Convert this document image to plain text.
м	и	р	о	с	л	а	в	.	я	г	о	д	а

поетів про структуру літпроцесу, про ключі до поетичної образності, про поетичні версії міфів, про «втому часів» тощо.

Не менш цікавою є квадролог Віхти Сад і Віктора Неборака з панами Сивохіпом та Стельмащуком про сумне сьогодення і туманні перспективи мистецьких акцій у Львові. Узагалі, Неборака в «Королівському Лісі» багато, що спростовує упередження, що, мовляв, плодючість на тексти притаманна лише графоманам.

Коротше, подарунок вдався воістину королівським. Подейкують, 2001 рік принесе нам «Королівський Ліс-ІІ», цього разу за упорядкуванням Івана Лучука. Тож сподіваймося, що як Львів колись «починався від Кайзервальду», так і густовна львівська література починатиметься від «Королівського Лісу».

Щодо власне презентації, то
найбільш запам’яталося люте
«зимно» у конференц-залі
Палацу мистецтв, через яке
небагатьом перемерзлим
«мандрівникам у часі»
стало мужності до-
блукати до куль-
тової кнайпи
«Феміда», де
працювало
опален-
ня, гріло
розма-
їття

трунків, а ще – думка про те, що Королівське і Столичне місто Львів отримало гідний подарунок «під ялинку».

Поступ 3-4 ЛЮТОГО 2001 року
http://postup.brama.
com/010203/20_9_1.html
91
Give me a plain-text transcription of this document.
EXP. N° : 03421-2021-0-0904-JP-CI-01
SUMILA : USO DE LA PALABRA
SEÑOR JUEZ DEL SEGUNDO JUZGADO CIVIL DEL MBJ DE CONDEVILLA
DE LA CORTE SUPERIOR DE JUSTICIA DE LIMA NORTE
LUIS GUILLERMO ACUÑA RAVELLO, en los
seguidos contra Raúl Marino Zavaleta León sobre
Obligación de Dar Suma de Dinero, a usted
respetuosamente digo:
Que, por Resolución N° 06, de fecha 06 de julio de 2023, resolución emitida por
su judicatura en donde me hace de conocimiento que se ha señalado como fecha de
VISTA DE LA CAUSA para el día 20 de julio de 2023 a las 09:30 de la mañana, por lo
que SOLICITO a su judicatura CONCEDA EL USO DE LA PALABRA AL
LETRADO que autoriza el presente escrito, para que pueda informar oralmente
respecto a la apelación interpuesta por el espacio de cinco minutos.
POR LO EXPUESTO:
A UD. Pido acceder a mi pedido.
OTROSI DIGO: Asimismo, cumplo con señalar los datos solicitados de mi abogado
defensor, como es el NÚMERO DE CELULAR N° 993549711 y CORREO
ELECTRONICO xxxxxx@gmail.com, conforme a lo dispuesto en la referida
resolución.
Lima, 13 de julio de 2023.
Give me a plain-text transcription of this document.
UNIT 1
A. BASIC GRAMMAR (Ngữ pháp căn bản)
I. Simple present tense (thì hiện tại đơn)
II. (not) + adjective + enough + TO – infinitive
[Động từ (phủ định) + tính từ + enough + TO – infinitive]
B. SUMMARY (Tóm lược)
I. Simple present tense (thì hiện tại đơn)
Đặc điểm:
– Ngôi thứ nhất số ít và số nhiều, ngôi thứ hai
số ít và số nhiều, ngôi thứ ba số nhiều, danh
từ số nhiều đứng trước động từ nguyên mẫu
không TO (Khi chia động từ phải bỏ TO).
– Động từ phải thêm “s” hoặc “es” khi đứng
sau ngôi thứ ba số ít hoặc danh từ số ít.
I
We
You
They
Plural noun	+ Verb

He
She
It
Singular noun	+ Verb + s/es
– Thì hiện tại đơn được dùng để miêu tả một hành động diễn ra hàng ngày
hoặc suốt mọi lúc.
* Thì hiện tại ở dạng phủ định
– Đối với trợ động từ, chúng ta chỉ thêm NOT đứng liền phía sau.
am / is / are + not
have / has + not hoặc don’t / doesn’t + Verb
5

——————

Say the number of lines in the records above that include the string "noun", and no more.

2